**Exercise materials:**
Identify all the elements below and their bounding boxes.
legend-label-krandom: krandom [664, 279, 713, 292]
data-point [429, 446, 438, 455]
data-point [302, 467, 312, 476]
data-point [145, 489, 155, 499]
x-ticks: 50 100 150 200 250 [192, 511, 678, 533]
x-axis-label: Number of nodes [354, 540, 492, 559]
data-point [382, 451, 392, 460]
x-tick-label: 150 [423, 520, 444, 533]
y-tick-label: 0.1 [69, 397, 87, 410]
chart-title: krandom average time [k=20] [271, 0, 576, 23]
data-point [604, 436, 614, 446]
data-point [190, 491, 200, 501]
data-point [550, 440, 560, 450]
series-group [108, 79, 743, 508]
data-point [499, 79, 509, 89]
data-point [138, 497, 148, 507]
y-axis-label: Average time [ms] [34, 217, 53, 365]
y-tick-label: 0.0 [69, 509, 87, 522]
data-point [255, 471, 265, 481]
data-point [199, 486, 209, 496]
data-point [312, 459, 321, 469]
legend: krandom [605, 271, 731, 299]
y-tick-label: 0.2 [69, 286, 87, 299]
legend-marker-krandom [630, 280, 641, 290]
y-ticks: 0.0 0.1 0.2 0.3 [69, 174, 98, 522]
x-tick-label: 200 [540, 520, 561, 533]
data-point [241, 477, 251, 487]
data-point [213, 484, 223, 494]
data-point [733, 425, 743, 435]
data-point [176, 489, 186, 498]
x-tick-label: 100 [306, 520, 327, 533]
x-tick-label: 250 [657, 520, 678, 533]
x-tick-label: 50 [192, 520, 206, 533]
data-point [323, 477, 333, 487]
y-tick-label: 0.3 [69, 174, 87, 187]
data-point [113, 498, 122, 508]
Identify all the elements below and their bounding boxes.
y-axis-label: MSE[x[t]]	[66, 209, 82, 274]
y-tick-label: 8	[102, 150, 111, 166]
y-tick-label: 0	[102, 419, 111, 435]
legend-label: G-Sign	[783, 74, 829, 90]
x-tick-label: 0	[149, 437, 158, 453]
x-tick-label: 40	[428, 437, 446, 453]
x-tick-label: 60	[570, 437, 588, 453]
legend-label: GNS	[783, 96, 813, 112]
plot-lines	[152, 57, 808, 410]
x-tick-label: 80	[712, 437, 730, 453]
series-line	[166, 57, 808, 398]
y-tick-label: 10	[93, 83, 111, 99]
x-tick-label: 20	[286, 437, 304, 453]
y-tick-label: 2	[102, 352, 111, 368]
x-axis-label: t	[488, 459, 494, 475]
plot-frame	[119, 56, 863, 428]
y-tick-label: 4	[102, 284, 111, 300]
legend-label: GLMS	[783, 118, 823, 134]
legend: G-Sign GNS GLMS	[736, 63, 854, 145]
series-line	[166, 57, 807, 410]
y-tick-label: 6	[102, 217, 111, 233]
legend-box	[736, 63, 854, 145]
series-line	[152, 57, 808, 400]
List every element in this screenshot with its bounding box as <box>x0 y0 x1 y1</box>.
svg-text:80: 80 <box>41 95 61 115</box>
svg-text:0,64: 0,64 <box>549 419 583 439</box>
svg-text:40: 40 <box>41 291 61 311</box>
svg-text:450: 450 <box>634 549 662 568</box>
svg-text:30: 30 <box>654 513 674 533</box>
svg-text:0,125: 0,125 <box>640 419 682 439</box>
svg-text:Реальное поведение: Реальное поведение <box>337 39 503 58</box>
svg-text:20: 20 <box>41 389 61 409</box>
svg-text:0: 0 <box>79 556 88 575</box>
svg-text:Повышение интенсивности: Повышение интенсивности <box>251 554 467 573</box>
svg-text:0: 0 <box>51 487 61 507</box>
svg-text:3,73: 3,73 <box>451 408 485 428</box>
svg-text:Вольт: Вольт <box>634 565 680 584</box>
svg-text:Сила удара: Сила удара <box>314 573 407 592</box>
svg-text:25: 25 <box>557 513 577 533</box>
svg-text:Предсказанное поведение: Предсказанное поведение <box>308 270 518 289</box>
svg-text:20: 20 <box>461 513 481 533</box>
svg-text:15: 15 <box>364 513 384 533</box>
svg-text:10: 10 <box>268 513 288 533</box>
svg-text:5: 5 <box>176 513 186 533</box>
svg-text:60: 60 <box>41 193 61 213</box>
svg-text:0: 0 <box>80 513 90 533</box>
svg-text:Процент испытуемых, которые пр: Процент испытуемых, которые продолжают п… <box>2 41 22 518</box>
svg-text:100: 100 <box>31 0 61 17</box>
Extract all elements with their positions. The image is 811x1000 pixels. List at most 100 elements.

==

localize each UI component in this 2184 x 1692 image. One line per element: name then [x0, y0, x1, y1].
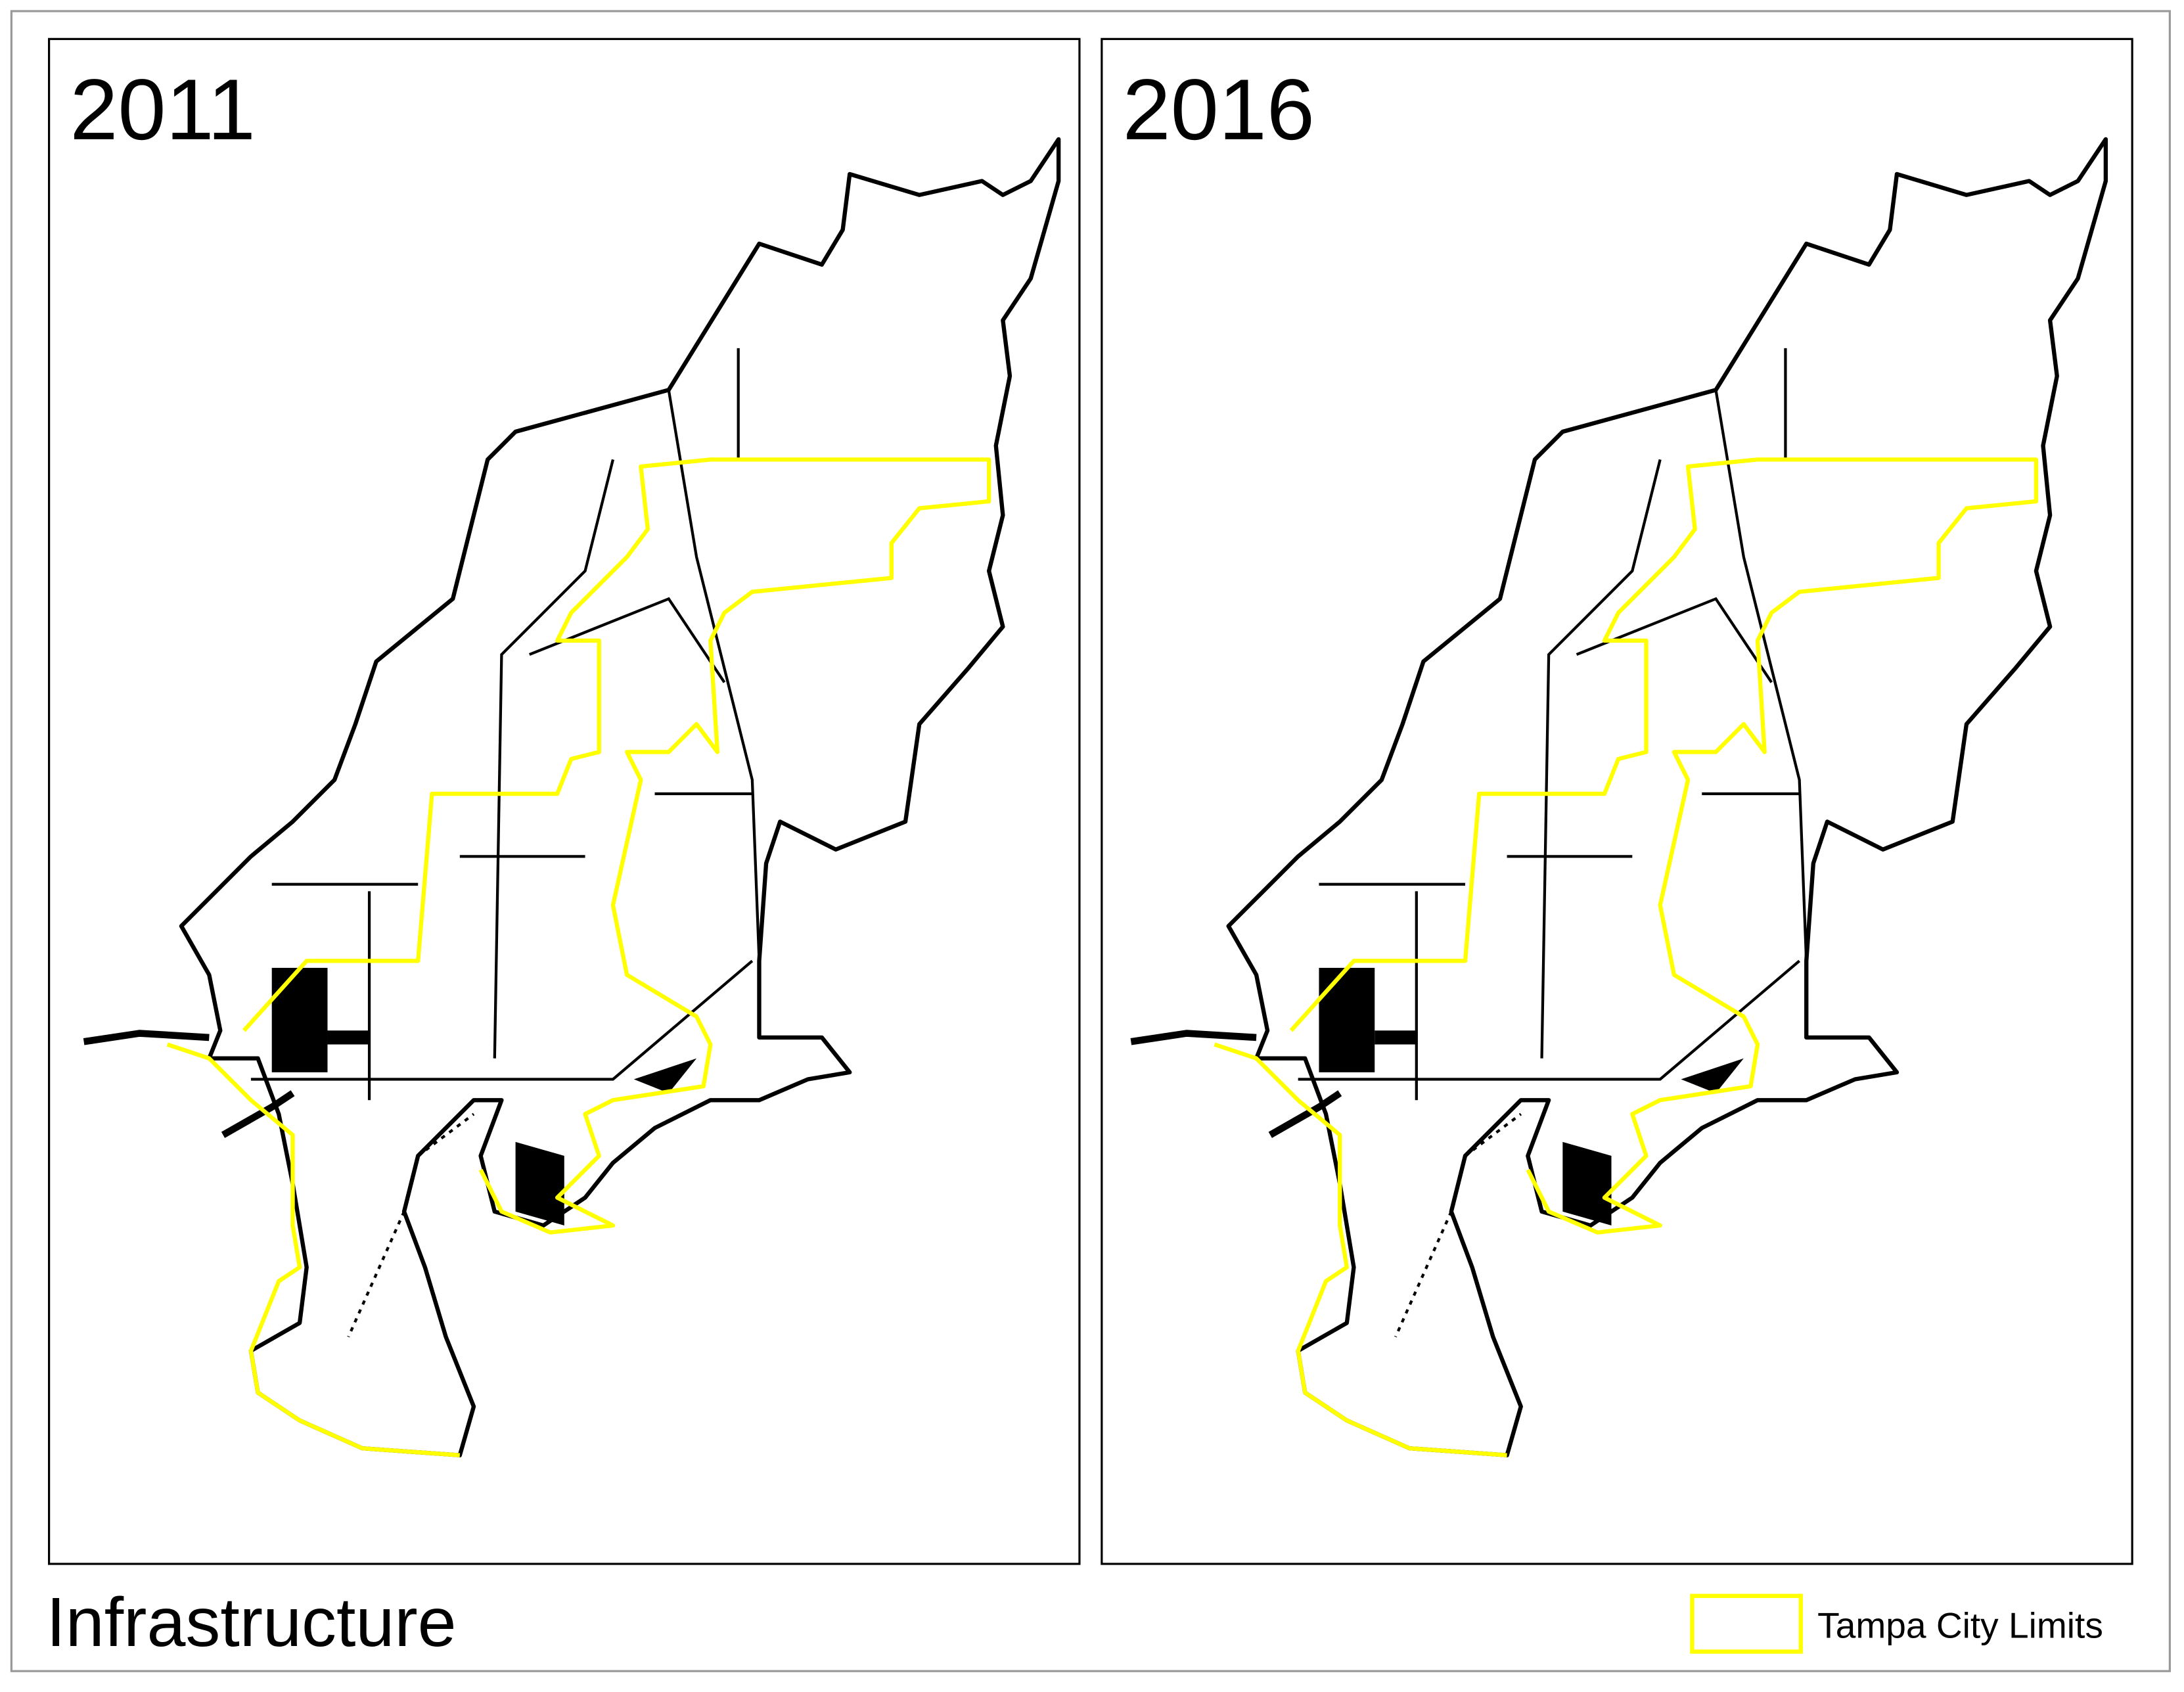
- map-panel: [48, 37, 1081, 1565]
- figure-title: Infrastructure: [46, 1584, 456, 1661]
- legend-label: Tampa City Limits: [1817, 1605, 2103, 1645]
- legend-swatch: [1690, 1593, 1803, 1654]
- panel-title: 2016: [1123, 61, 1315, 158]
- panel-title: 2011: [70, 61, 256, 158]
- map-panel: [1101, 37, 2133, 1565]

==

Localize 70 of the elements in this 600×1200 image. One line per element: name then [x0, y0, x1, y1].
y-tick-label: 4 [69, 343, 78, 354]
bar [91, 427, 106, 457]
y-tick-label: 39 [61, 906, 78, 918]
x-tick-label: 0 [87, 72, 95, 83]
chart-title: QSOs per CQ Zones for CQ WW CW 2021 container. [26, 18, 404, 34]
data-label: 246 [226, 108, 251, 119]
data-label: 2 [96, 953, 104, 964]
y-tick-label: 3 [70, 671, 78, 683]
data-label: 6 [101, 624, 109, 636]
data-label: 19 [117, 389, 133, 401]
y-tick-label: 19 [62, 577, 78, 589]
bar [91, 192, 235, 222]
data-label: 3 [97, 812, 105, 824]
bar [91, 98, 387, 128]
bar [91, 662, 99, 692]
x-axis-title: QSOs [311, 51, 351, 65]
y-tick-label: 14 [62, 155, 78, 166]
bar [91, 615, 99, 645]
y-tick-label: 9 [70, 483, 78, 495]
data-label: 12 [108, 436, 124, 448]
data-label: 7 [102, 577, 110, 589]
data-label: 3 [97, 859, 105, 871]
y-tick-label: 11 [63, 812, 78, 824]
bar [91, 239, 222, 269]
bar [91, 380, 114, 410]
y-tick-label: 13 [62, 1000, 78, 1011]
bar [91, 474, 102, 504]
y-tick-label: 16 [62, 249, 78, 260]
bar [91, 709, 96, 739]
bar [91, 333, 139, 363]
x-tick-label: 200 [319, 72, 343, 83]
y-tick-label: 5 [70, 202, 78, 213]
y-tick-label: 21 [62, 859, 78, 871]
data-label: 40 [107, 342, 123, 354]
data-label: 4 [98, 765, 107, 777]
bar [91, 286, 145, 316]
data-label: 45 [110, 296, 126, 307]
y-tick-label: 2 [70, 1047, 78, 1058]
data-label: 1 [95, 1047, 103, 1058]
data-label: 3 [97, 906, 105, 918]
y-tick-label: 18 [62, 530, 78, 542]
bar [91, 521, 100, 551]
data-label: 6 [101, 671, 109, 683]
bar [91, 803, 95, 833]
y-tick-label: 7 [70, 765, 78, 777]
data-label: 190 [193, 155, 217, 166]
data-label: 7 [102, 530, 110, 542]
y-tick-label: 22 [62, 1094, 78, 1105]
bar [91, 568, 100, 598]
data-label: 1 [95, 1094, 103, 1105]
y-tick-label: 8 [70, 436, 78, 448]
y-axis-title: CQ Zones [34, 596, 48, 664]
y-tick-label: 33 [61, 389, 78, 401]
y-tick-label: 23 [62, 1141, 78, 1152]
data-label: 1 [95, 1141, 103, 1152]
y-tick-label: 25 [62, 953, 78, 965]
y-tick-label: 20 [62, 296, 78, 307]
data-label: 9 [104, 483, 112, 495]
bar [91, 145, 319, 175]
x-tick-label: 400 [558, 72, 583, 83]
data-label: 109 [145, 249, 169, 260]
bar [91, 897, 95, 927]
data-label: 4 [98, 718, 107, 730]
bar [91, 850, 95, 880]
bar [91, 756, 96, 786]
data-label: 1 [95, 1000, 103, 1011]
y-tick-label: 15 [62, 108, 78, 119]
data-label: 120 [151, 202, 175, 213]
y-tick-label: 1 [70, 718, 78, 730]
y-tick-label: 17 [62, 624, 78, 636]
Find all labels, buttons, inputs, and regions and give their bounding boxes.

**Task description:**
Put the lines starting at the one containing "localize each UI" and ending at the one containing "- legend-swatch: [1690, 1593, 1803, 1654]" into a JSON list of strings, one string per line with blank lines omitted. Leave the pictures out of the list.

**Response:**
[
  "localize each UI component in this 2184 x 1692 image. One line per element: name then [x0, y0, x1, y1].",
  "- map-panel: [48, 37, 1081, 1565]",
  "- figure-title: Infrastructure: [46, 1584, 456, 1661]",
  "- legend-label: Tampa City Limits: [1817, 1605, 2103, 1645]",
  "- legend-swatch: [1690, 1593, 1803, 1654]"
]